- **DATA EXCERPTS**:
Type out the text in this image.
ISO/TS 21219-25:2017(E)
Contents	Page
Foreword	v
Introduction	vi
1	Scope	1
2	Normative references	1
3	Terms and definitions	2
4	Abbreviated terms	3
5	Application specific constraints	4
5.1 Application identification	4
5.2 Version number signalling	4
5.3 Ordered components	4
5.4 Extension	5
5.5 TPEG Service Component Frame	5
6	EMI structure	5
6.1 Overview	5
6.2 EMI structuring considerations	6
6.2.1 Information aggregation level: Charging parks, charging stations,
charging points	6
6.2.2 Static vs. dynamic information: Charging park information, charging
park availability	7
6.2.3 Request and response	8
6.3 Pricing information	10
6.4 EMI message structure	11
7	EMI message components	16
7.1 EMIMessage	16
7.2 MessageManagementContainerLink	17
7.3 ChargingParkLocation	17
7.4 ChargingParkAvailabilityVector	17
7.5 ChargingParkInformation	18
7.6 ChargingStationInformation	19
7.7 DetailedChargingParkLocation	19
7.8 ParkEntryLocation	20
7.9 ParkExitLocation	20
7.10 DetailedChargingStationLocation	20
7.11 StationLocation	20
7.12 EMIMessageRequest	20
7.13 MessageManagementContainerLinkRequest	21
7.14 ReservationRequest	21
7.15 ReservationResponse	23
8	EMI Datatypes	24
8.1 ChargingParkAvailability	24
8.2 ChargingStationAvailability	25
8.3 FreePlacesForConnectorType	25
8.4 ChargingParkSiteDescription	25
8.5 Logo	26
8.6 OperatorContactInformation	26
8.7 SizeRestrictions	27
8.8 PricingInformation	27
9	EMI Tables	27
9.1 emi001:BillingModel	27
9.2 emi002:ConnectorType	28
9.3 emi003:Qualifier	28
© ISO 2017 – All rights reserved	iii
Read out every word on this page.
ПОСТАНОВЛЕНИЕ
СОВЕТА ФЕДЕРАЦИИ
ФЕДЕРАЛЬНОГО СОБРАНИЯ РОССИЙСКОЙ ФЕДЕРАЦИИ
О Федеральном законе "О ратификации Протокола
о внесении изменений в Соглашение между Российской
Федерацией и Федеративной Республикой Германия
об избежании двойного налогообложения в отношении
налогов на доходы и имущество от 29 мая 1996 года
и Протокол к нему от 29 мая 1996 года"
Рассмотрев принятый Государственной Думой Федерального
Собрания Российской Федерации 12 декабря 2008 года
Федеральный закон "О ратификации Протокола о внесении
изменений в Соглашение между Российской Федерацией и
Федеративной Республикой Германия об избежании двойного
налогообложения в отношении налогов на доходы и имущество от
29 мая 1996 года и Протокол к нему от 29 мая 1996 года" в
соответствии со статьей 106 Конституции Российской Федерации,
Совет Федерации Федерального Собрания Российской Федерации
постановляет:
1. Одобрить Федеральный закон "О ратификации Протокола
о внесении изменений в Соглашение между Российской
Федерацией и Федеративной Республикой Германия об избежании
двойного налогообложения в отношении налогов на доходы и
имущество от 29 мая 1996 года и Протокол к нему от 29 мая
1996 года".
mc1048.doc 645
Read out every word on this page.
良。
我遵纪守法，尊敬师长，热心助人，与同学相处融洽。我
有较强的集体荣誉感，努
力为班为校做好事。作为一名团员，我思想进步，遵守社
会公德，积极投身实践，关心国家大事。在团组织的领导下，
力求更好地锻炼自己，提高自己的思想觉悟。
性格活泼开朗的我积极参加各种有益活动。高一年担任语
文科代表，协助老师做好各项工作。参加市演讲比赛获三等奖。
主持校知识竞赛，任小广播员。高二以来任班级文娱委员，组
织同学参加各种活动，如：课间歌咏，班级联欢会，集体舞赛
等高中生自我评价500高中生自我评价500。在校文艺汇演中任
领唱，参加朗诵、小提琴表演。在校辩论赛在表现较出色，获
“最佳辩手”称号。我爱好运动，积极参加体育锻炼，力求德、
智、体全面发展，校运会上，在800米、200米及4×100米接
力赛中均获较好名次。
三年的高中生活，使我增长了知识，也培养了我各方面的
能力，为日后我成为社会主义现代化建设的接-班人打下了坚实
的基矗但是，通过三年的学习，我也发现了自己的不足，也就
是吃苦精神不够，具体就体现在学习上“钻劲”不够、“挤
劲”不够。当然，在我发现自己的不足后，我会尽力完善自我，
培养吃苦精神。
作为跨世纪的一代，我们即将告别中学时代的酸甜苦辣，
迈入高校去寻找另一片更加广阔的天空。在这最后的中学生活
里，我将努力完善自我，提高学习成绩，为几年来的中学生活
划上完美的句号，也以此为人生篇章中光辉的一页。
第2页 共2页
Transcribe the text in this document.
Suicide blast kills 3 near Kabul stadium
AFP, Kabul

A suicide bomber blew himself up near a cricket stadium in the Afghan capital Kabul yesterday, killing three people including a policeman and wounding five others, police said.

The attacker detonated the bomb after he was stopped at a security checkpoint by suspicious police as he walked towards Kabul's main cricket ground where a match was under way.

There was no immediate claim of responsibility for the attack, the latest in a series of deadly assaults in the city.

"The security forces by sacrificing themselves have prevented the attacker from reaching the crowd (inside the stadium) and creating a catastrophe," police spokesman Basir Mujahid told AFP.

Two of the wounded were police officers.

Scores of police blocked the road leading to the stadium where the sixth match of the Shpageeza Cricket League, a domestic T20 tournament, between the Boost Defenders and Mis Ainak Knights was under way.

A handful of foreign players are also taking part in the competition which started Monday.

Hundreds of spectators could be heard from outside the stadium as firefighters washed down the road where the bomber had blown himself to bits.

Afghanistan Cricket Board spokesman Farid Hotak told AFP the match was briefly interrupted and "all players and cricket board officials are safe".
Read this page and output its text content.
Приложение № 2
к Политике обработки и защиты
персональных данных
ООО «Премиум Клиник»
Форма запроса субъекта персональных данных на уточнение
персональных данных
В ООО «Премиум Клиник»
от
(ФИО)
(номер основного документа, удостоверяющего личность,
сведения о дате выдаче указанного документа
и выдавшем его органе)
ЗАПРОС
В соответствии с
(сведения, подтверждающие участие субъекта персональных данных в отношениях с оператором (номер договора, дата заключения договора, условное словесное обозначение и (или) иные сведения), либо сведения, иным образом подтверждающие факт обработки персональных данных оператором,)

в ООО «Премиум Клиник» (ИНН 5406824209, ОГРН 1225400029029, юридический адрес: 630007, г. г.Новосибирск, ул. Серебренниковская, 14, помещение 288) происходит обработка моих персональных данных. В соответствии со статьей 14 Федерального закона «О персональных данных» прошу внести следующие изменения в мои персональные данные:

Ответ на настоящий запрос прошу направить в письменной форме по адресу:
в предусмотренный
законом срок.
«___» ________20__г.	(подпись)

- **WORK TO COMPLETE**: Your task is to transcribe the material exactly.

- **SOLUTION FOR THIS TASK**:
Type out the text in this image.
ISO/TS 21219-25:2017(E)
Contents	Page
Foreword	v
Introduction	vi
1	Scope	1
2	Normative references	1
3	Terms and definitions	2
4	Abbreviated terms	3
5	Application specific constraints	4
5.1 Application identification	4
5.2 Version number signalling	4
5.3 Ordered components	4
5.4 Extension	5
5.5 TPEG Service Component Frame	5
6	EMI structure	5
6.1 Overview	5
6.2 EMI structuring considerations	6
6.2.1 Information aggregation level: Charging parks, charging stations,
charging points	6
6.2.2 Static vs. dynamic information: Charging park information, charging
park availability	7
6.2.3 Request and response	8
6.3 Pricing information	10
6.4 EMI message structure	11
7	EMI message components	16
7.1 EMIMessage	16
7.2 MessageManagementContainerLink	17
7.3 ChargingParkLocation	17
7.4 ChargingParkAvailabilityVector	17
7.5 ChargingParkInformation	18
7.6 ChargingStationInformation	19
7.7 DetailedChargingParkLocation	19
7.8 ParkEntryLocation	20
7.9 ParkExitLocation	20
7.10 DetailedChargingStationLocation	20
7.11 StationLocation	20
7.12 EMIMessageRequest	20
7.13 MessageManagementContainerLinkRequest	21
7.14 ReservationRequest	21
7.15 ReservationResponse	23
8	EMI Datatypes	24
8.1 ChargingParkAvailability	24
8.2 ChargingStationAvailability	25
8.3 FreePlacesForConnectorType	25
8.4 ChargingParkSiteDescription	25
8.5 Logo	26
8.6 OperatorContactInformation	26
8.7 SizeRestrictions	27
8.8 PricingInformation	27
9	EMI Tables	27
9.1 emi001:BillingModel	27
9.2 emi002:ConnectorType	28
9.3 emi003:Qualifier	28
© ISO 2017 – All rights reserved	iii
Read out every word on this page.
ПОСТАНОВЛЕНИЕ
СОВЕТА ФЕДЕРАЦИИ
ФЕДЕРАЛЬНОГО СОБРАНИЯ РОССИЙСКОЙ ФЕДЕРАЦИИ
О Федеральном законе "О ратификации Протокола
о внесении изменений в Соглашение между Российской
Федерацией и Федеративной Республикой Германия
об избежании двойного налогообложения в отношении
налогов на доходы и имущество от 29 мая 1996 года
и Протокол к нему от 29 мая 1996 года"
Рассмотрев принятый Государственной Думой Федерального
Собрания Российской Федерации 12 декабря 2008 года
Федеральный закон "О ратификации Протокола о внесении
изменений в Соглашение между Российской Федерацией и
Федеративной Республикой Германия об избежании двойного
налогообложения в отношении налогов на доходы и имущество от
29 мая 1996 года и Протокол к нему от 29 мая 1996 года" в
соответствии со статьей 106 Конституции Российской Федерации,
Совет Федерации Федерального Собрания Российской Федерации
постановляет:
1. Одобрить Федеральный закон "О ратификации Протокола
о внесении изменений в Соглашение между Российской
Федерацией и Федеративной Республикой Германия об избежании
двойного налогообложения в отношении налогов на доходы и
имущество от 29 мая 1996 года и Протокол к нему от 29 мая
1996 года".
mc1048.doc 645
Read out every word on this page.
良。
我遵纪守法，尊敬师长，热心助人，与同学相处融洽。我
有较强的集体荣誉感，努
力为班为校做好事。作为一名团员，我思想进步，遵守社
会公德，积极投身实践，关心国家大事。在团组织的领导下，
力求更好地锻炼自己，提高自己的思想觉悟。
性格活泼开朗的我积极参加各种有益活动。高一年担任语
文科代表，协助老师做好各项工作。参加市演讲比赛获三等奖。
主持校知识竞赛，任小广播员。高二以来任班级文娱委员，组
织同学参加各种活动，如：课间歌咏，班级联欢会，集体舞赛
等高中生自我评价500高中生自我评价500。在校文艺汇演中任
领唱，参加朗诵、小提琴表演。在校辩论赛在表现较出色，获
“最佳辩手”称号。我爱好运动，积极参加体育锻炼，力求德、
智、体全面发展，校运会上，在800米、200米及4×100米接
力赛中均获较好名次。
三年的高中生活，使我增长了知识，也培养了我各方面的
能力，为日后我成为社会主义现代化建设的接-班人打下了坚实
的基矗但是，通过三年的学习，我也发现了自己的不足，也就
是吃苦精神不够，具体就体现在学习上“钻劲”不够、“挤
劲”不够。当然，在我发现自己的不足后，我会尽力完善自我，
培养吃苦精神。
作为跨世纪的一代，我们即将告别中学时代的酸甜苦辣，
迈入高校去寻找另一片更加广阔的天空。在这最后的中学生活
里，我将努力完善自我，提高学习成绩，为几年来的中学生活
划上完美的句号，也以此为人生篇章中光辉的一页。
第2页 共2页
Transcribe the text in this document.
Suicide blast kills 3 near Kabul stadium
AFP, Kabul

A suicide bomber blew himself up near a cricket stadium in the Afghan capital Kabul yesterday, killing three people including a policeman and wounding five others, police said.

The attacker detonated the bomb after he was stopped at a security checkpoint by suspicious police as he walked towards Kabul's main cricket ground where a match was under way.

There was no immediate claim of responsibility for the attack, the latest in a series of deadly assaults in the city.

"The security forces by sacrificing themselves have prevented the attacker from reaching the crowd (inside the stadium) and creating a catastrophe," police spokesman Basir Mujahid told AFP.

Two of the wounded were police officers.

Scores of police blocked the road leading to the stadium where the sixth match of the Shpageeza Cricket League, a domestic T20 tournament, between the Boost Defenders and Mis Ainak Knights was under way.

A handful of foreign players are also taking part in the competition which started Monday.

Hundreds of spectators could be heard from outside the stadium as firefighters washed down the road where the bomber had blown himself to bits.

Afghanistan Cricket Board spokesman Farid Hotak told AFP the match was briefly interrupted and "all players and cricket board officials are safe".
Read this page and output its text content.
Приложение № 2
к Политике обработки и защиты
персональных данных
ООО «Премиум Клиник»
Форма запроса субъекта персональных данных на уточнение
персональных данных
В ООО «Премиум Клиник»
от
(ФИО)
(номер основного документа, удостоверяющего личность,
сведения о дате выдаче указанного документа
и выдавшем его органе)
ЗАПРОС
В соответствии с
(сведения, подтверждающие участие субъекта персональных данных в отношениях с оператором (номер договора, дата заключения договора, условное словесное обозначение и (или) иные сведения), либо сведения, иным образом подтверждающие факт обработки персональных данных оператором,)

в ООО «Премиум Клиник» (ИНН 5406824209, ОГРН 1225400029029, юридический адрес: 630007, г. г.Новосибирск, ул. Серебренниковская, 14, помещение 288) происходит обработка моих персональных данных. В соответствии со статьей 14 Федерального закона «О персональных данных» прошу внести следующие изменения в мои персональные данные:

Ответ на настоящий запрос прошу направить в письменной форме по адресу:
в предусмотренный
законом срок.
«___» ________20__г.	(подпись)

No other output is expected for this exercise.